Start of MATERIAL

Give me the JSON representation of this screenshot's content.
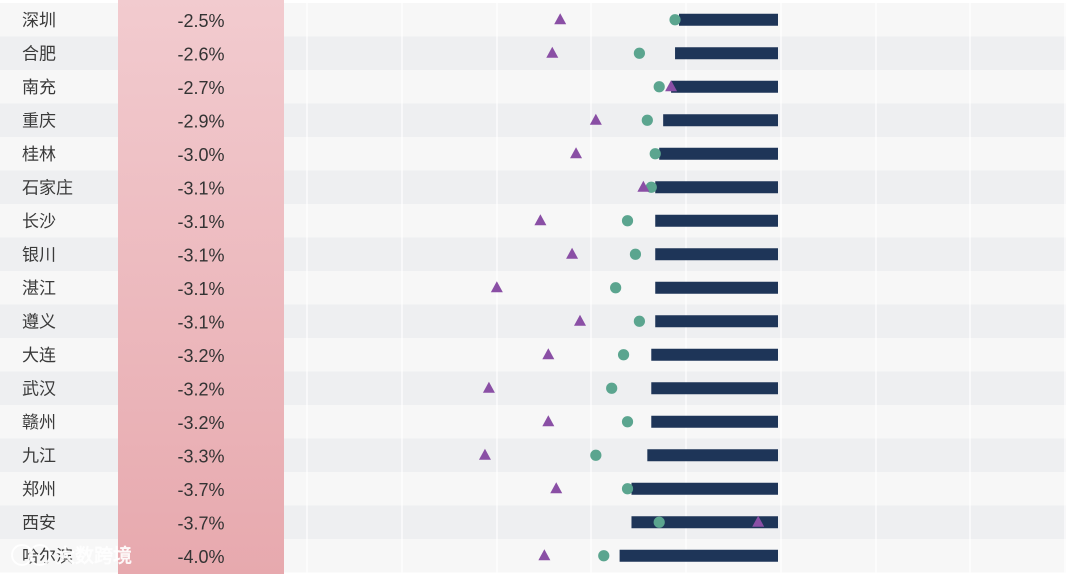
{
  "chart_data": {
    "type": "bar",
    "categories": [
      "深圳",
      "合肥",
      "南充",
      "重庆",
      "桂林",
      "石家庄",
      "长沙",
      "银川",
      "湛江",
      "遵义",
      "大连",
      "武汉",
      "赣州",
      "九江",
      "郑州",
      "西安",
      "哈尔滨"
    ],
    "labels": [
      "-2.5%",
      "-2.6%",
      "-2.7%",
      "-2.9%",
      "-3.0%",
      "-3.1%",
      "-3.1%",
      "-3.1%",
      "-3.1%",
      "-3.1%",
      "-3.2%",
      "-3.2%",
      "-3.2%",
      "-3.3%",
      "-3.7%",
      "-3.7%",
      "-4.0%"
    ],
    "series": [
      {
        "values": [
          -2.5,
          -2.6,
          -2.7,
          -2.9,
          -3.0,
          -3.1,
          -3.1,
          -3.1,
          -3.1,
          -3.1,
          -3.2,
          -3.2,
          -3.2,
          -3.3,
          -3.7,
          -3.7,
          -4.0
        ]
      },
      {
        "values": [
          -2.6,
          -3.5,
          -3.0,
          -3.3,
          -3.1,
          -3.2,
          -3.8,
          -3.6,
          -4.1,
          -3.5,
          -3.9,
          -4.2,
          -3.8,
          -4.6,
          -3.8,
          -3.0,
          -4.4
        ]
      },
      {
        "values": [
          -5.5,
          -5.7,
          -2.7,
          -4.6,
          -5.1,
          -3.4,
          -6.0,
          -5.2,
          -7.1,
          -5.0,
          -5.8,
          -7.3,
          -5.8,
          -7.4,
          -5.6,
          -0.5,
          -5.9
        ]
      }
    ],
    "colors": {
      "bar": "#1e3558",
      "circle": "#5ba58f",
      "triangle": "#8a4fa5",
      "label_band": "#eeb9bd"
    }
  },
  "watermark": "大数跨境"
}
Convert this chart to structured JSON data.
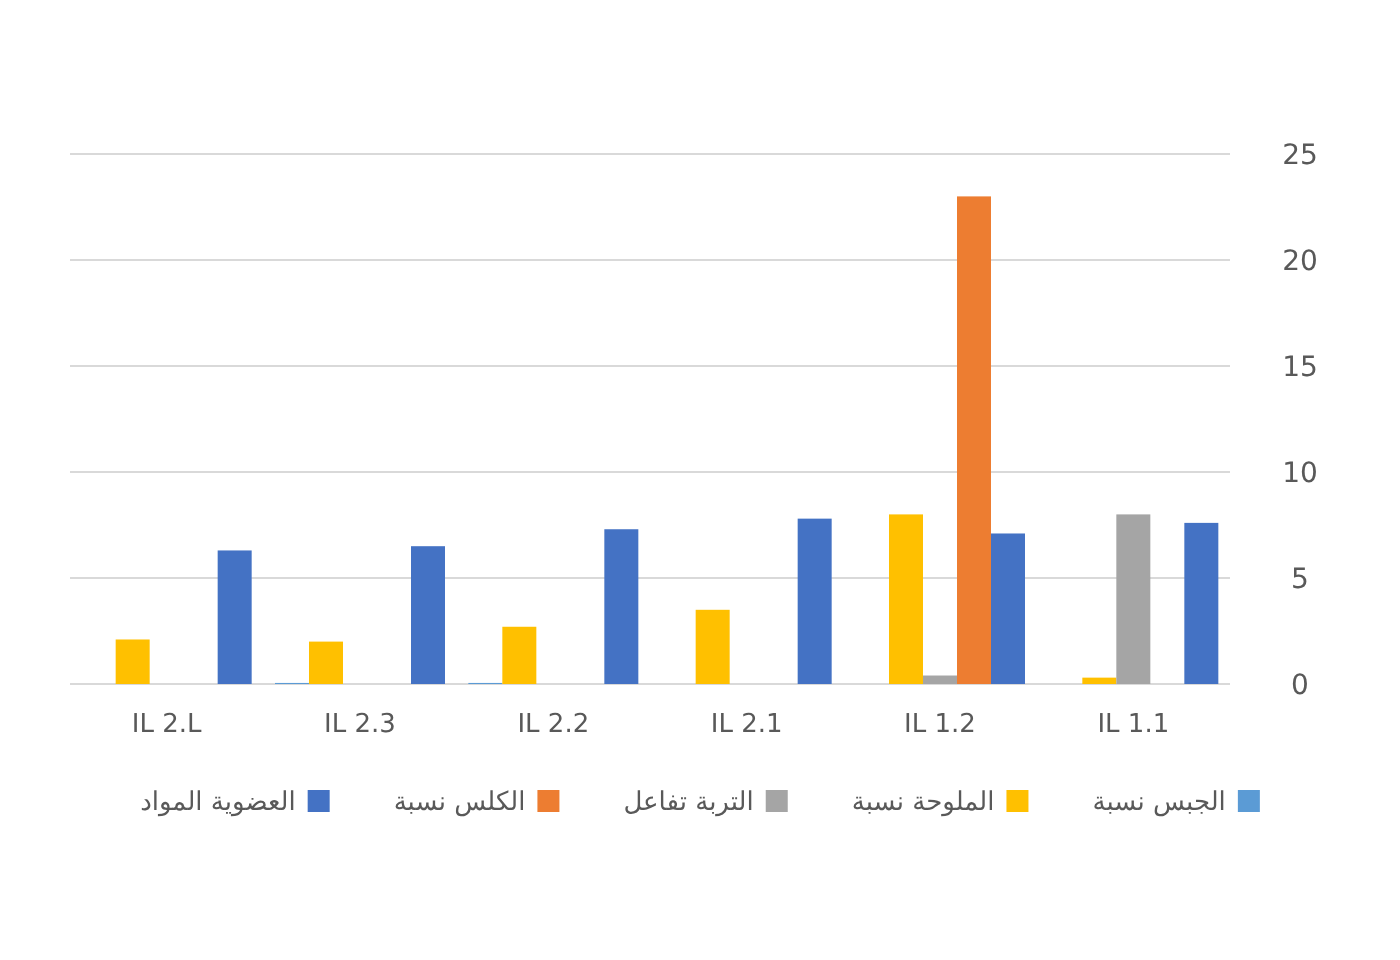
{
  "chart_data": {
    "type": "bar",
    "categories": [
      "IL 2.L",
      "IL 2.3",
      "IL 2.2",
      "IL 2.1",
      "IL 1.2",
      "IL 1.1"
    ],
    "series": [
      {
        "name": "الجبس نسبة",
        "color": "#5b9bd5",
        "values": [
          0,
          0.05,
          0.05,
          0,
          0,
          0
        ]
      },
      {
        "name": "الملوحة نسبة",
        "color": "#ffc000",
        "values": [
          2.1,
          2.0,
          2.7,
          3.5,
          8.0,
          0.3
        ]
      },
      {
        "name": "التربة تفاعل",
        "color": "#a5a5a5",
        "values": [
          0,
          0,
          0,
          0,
          0.4,
          8.0
        ]
      },
      {
        "name": "الكلس نسبة",
        "color": "#ed7d31",
        "values": [
          0,
          0,
          0,
          0,
          23,
          0
        ]
      },
      {
        "name": "العضوية المواد",
        "color": "#4472c4",
        "values": [
          6.3,
          6.5,
          7.3,
          7.8,
          7.1,
          7.6
        ]
      }
    ],
    "ylim": [
      0,
      25
    ],
    "yticks": [
      0,
      5,
      10,
      15,
      20,
      25
    ],
    "grid": "y",
    "legend": "bottom"
  }
}
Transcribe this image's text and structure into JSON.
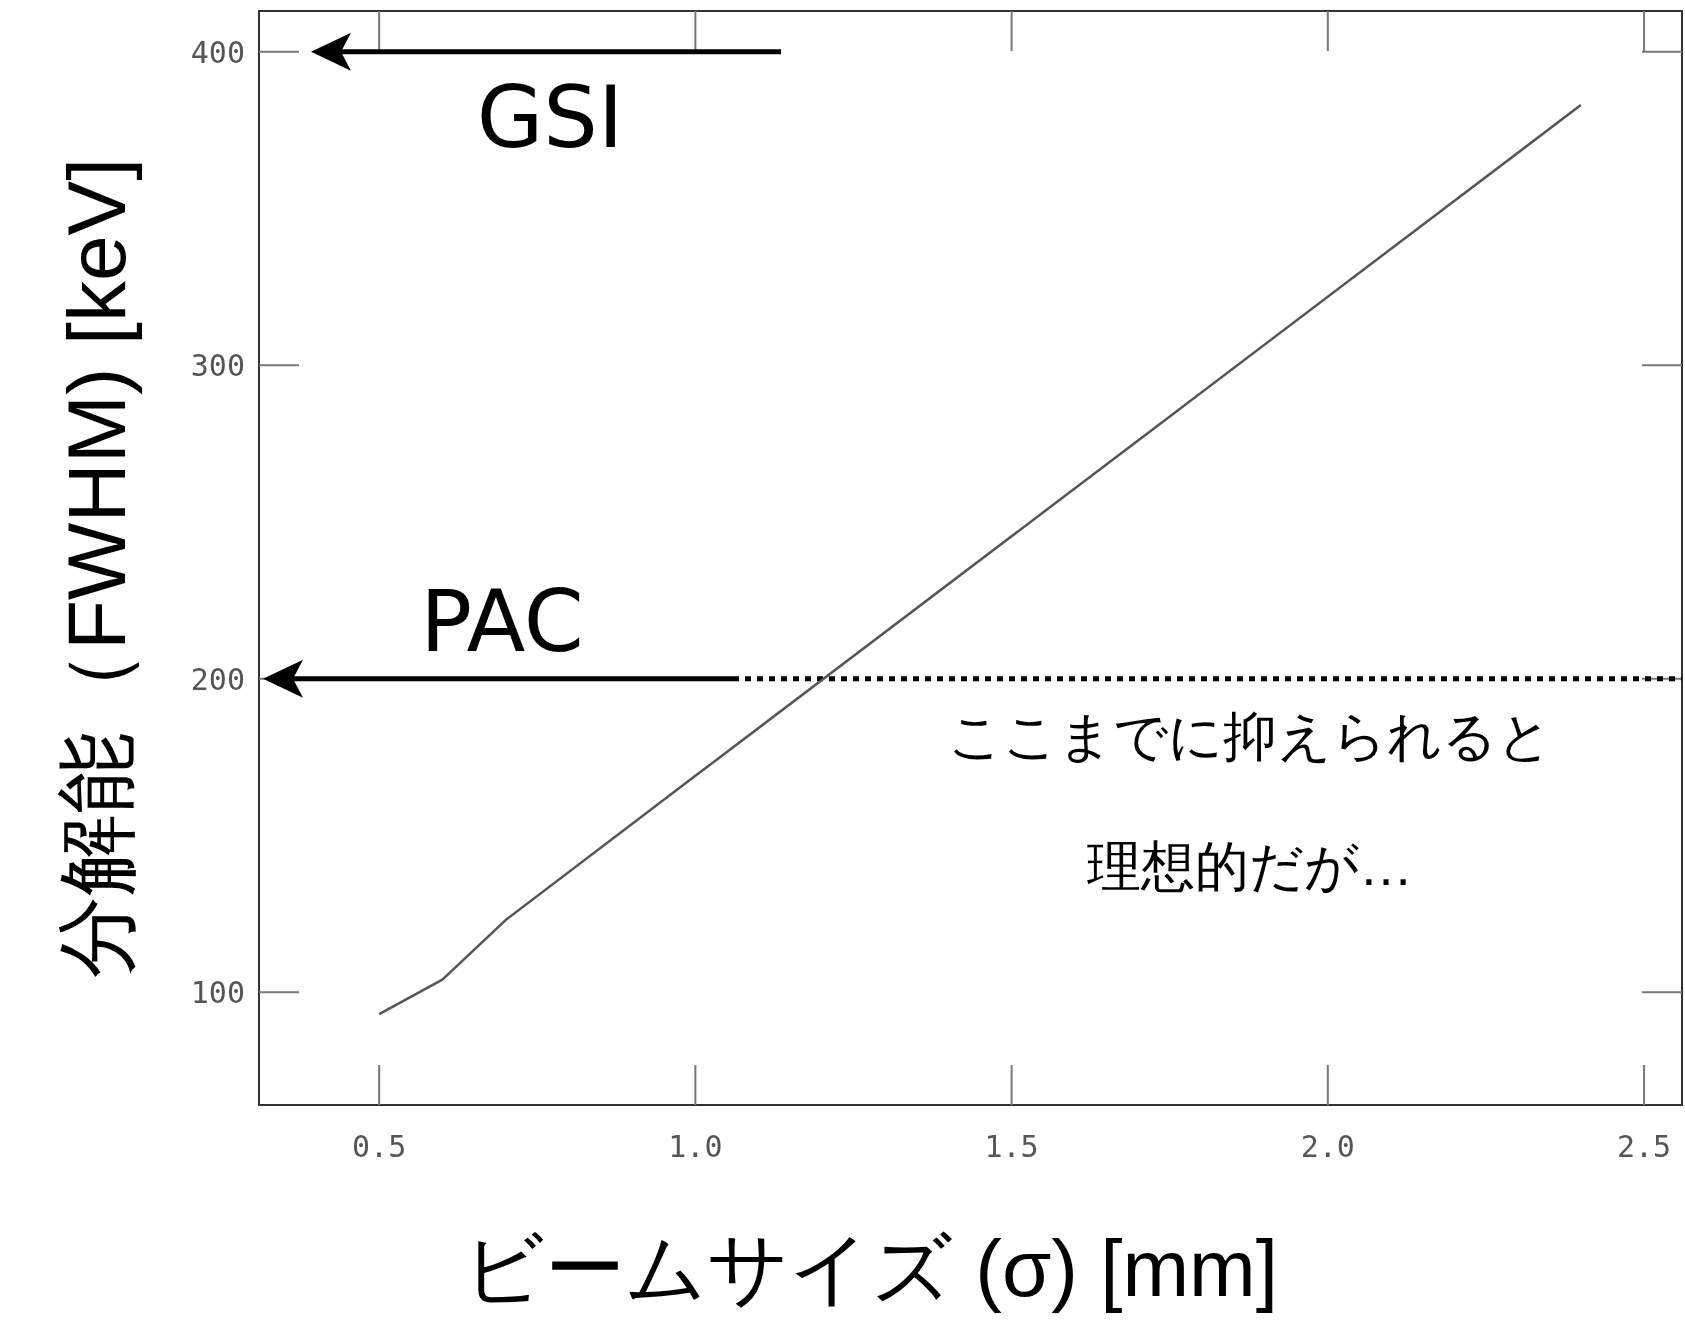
{
  "chart_data": {
    "type": "line",
    "xlabel": "ビームサイズ (σ) [mm]",
    "ylabel": "分解能（FWHM) [keV]",
    "x": [
      0.5,
      0.6,
      0.7,
      1.0,
      1.7,
      2.4
    ],
    "series": [
      {
        "color": "#555555",
        "values": [
          93,
          104,
          123,
          169,
          276,
          383
        ]
      }
    ],
    "xlim": [
      0.31,
      2.56
    ],
    "ylim": [
      64,
      413
    ],
    "xticks": [
      0.5,
      {
        "value": 1.0,
        "label": "1.0"
      },
      1.5,
      {
        "value": 2.0,
        "label": "2.0"
      },
      2.5
    ],
    "yticks": [
      100,
      200,
      300,
      400
    ],
    "ref_lines": [
      {
        "axis": "y",
        "value": 400,
        "label": "GSI",
        "color": "#000000",
        "line_style": "solid"
      },
      {
        "axis": "y",
        "value": 200,
        "label": "PAC",
        "color": "#000000",
        "line_style": "dotted"
      }
    ],
    "annotations": [
      "ここまでに抑えられると",
      "理想的だが…"
    ],
    "grid": false,
    "marker": "none",
    "line_style": "solid"
  }
}
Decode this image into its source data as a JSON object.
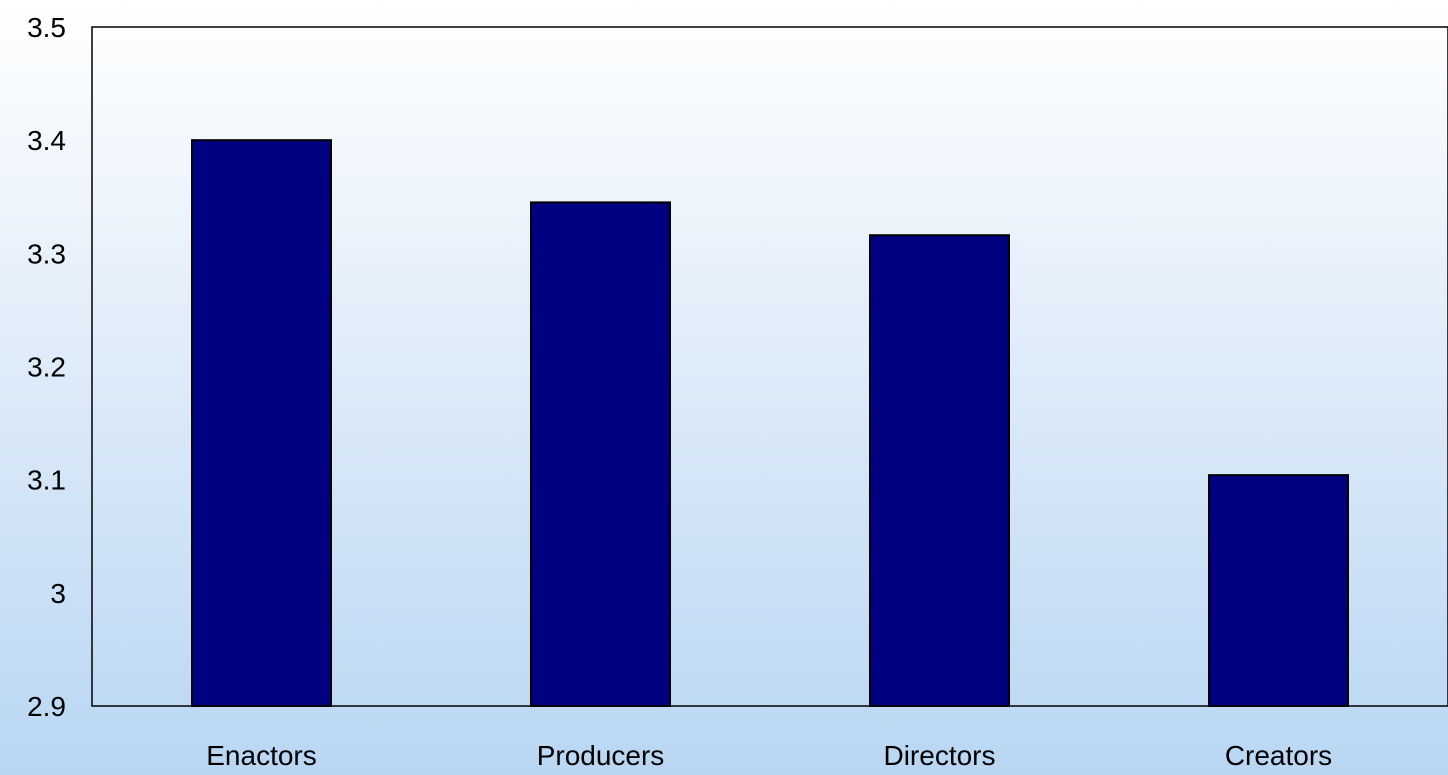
{
  "chart_data": {
    "type": "bar",
    "title": "",
    "xlabel": "",
    "ylabel": "",
    "categories": [
      "Enactors",
      "Producers",
      "Directors",
      "Creators"
    ],
    "values": [
      3.4,
      3.345,
      3.316,
      3.104
    ],
    "ylim": [
      2.9,
      3.5
    ],
    "yticks": [
      "2.9",
      "3",
      "3.1",
      "3.2",
      "3.3",
      "3.4",
      "3.5"
    ],
    "grid": false,
    "legend": "none",
    "bar_color": "#000080"
  }
}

End of MATERIAL

EXERCISE BRIEF → Repeat each record exactly as shown above, dropping all images.

WRITTEN RESPONSE →
Give me the JSON representation of this screenshot's content.
{
  "chart_data": {
    "type": "bar",
    "categories": [
      "深圳",
      "合肥",
      "南充",
      "重庆",
      "桂林",
      "石家庄",
      "长沙",
      "银川",
      "湛江",
      "遵义",
      "大连",
      "武汉",
      "赣州",
      "九江",
      "郑州",
      "西安",
      "哈尔滨"
    ],
    "labels": [
      "-2.5%",
      "-2.6%",
      "-2.7%",
      "-2.9%",
      "-3.0%",
      "-3.1%",
      "-3.1%",
      "-3.1%",
      "-3.1%",
      "-3.1%",
      "-3.2%",
      "-3.2%",
      "-3.2%",
      "-3.3%",
      "-3.7%",
      "-3.7%",
      "-4.0%"
    ],
    "series": [
      {
        "values": [
          -2.5,
          -2.6,
          -2.7,
          -2.9,
          -3.0,
          -3.1,
          -3.1,
          -3.1,
          -3.1,
          -3.1,
          -3.2,
          -3.2,
          -3.2,
          -3.3,
          -3.7,
          -3.7,
          -4.0
        ]
      },
      {
        "values": [
          -2.6,
          -3.5,
          -3.0,
          -3.3,
          -3.1,
          -3.2,
          -3.8,
          -3.6,
          -4.1,
          -3.5,
          -3.9,
          -4.2,
          -3.8,
          -4.6,
          -3.8,
          -3.0,
          -4.4
        ]
      },
      {
        "values": [
          -5.5,
          -5.7,
          -2.7,
          -4.6,
          -5.1,
          -3.4,
          -6.0,
          -5.2,
          -7.1,
          -5.0,
          -5.8,
          -7.3,
          -5.8,
          -7.4,
          -5.6,
          -0.5,
          -5.9
        ]
      }
    ],
    "colors": {
      "bar": "#1e3558",
      "circle": "#5ba58f",
      "triangle": "#8a4fa5",
      "label_band": "#eeb9bd"
    }
  },
  "watermark": "大数跨境"
}
Convert this chart to structured JSON data.
{
  "chart_data": {
    "type": "bar",
    "categories": [
      "IL 2.L",
      "IL 2.3",
      "IL 2.2",
      "IL 2.1",
      "IL 1.2",
      "IL 1.1"
    ],
    "series": [
      {
        "name": "الجبس نسبة",
        "color": "#5b9bd5",
        "values": [
          0,
          0.05,
          0.05,
          0,
          0,
          0
        ]
      },
      {
        "name": "الملوحة نسبة",
        "color": "#ffc000",
        "values": [
          2.1,
          2.0,
          2.7,
          3.5,
          8.0,
          0.3
        ]
      },
      {
        "name": "التربة تفاعل",
        "color": "#a5a5a5",
        "values": [
          0,
          0,
          0,
          0,
          0.4,
          8.0
        ]
      },
      {
        "name": "الكلس نسبة",
        "color": "#ed7d31",
        "values": [
          0,
          0,
          0,
          0,
          23,
          0
        ]
      },
      {
        "name": "العضوية المواد",
        "color": "#4472c4",
        "values": [
          6.3,
          6.5,
          7.3,
          7.8,
          7.1,
          7.6
        ]
      }
    ],
    "ylim": [
      0,
      25
    ],
    "yticks": [
      0,
      5,
      10,
      15,
      20,
      25
    ],
    "grid": "y",
    "legend": "bottom"
  }
}
Transcribe this image's text and structure into JSON.
{
  "chart_data": {
    "type": "line",
    "xlabel": "ビームサイズ (σ) [mm]",
    "ylabel": "分解能（FWHM) [keV]",
    "x": [
      0.5,
      0.6,
      0.7,
      1.0,
      1.7,
      2.4
    ],
    "series": [
      {
        "color": "#555555",
        "values": [
          93,
          104,
          123,
          169,
          276,
          383
        ]
      }
    ],
    "xlim": [
      0.31,
      2.56
    ],
    "ylim": [
      64,
      413
    ],
    "xticks": [
      0.5,
      {
        "value": 1.0,
        "label": "1.0"
      },
      1.5,
      {
        "value": 2.0,
        "label": "2.0"
      },
      2.5
    ],
    "yticks": [
      100,
      200,
      300,
      400
    ],
    "ref_lines": [
      {
        "axis": "y",
        "value": 400,
        "label": "GSI",
        "color": "#000000",
        "line_style": "solid"
      },
      {
        "axis": "y",
        "value": 200,
        "label": "PAC",
        "color": "#000000",
        "line_style": "dotted"
      }
    ],
    "annotations": [
      "ここまでに抑えられると",
      "理想的だが…"
    ],
    "grid": false,
    "marker": "none",
    "line_style": "solid"
  }
}
Decode this image into its source data as a JSON object.
{
  "chart_data": {
    "type": "bar",
    "title": "",
    "xlabel": "",
    "ylabel": "",
    "categories": [
      "Enactors",
      "Producers",
      "Directors",
      "Creators"
    ],
    "values": [
      3.4,
      3.345,
      3.316,
      3.104
    ],
    "ylim": [
      2.9,
      3.5
    ],
    "yticks": [
      "2.9",
      "3",
      "3.1",
      "3.2",
      "3.3",
      "3.4",
      "3.5"
    ],
    "grid": false,
    "legend": "none",
    "bar_color": "#000080"
  }
}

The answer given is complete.